(Dataset listings of figures)

______

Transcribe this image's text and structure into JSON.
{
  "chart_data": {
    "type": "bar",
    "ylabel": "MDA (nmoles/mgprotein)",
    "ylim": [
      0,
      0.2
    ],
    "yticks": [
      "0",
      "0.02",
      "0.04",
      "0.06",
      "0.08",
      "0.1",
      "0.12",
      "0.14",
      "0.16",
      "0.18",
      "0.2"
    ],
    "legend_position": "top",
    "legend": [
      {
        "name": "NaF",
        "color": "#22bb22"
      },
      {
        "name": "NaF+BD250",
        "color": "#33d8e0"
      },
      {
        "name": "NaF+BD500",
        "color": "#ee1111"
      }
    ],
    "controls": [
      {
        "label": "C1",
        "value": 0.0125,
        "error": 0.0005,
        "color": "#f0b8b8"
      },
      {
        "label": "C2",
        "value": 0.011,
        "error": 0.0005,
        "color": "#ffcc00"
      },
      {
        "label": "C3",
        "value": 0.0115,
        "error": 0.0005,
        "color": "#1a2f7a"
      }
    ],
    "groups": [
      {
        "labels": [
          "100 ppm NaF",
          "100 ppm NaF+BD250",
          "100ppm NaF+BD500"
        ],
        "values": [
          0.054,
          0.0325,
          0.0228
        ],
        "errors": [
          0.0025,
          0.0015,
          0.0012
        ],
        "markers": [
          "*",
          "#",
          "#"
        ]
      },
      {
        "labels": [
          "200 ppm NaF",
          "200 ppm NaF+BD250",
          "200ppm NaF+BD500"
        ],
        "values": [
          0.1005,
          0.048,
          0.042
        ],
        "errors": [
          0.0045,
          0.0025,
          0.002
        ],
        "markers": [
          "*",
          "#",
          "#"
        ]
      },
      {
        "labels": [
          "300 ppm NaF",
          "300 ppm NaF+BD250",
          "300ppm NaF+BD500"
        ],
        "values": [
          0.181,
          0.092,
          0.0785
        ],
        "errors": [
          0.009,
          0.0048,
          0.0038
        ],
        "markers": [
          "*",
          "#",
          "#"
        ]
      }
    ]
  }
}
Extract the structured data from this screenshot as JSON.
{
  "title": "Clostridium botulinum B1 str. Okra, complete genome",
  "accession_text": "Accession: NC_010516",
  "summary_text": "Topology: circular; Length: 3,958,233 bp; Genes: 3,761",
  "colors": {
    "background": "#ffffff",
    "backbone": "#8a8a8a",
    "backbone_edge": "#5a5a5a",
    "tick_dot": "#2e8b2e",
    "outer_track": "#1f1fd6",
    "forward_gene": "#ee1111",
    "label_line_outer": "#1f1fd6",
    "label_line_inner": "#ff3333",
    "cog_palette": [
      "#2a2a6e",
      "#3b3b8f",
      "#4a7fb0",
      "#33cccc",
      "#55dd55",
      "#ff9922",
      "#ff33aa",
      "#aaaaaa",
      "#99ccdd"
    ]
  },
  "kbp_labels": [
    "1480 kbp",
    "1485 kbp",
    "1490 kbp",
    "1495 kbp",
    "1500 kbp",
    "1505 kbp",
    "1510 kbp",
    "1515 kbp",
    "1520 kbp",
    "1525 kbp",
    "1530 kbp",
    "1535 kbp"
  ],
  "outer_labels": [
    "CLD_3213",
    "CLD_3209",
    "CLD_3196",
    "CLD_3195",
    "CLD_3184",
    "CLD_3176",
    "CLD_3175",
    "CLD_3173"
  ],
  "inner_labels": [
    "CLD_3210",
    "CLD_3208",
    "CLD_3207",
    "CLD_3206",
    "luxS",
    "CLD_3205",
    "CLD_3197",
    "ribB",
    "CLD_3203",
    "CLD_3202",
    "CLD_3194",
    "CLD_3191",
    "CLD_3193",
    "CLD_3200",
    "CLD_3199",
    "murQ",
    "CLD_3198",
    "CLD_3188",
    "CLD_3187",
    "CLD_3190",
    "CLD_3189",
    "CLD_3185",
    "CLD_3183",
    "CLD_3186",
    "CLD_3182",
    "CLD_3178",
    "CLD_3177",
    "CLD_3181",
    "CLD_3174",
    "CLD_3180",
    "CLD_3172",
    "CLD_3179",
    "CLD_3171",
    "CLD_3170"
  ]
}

______

Pull every line containing "name" out of the entries.

        "name": "NaF",
        "name": "NaF+BD250",
        "name": "NaF+BD500",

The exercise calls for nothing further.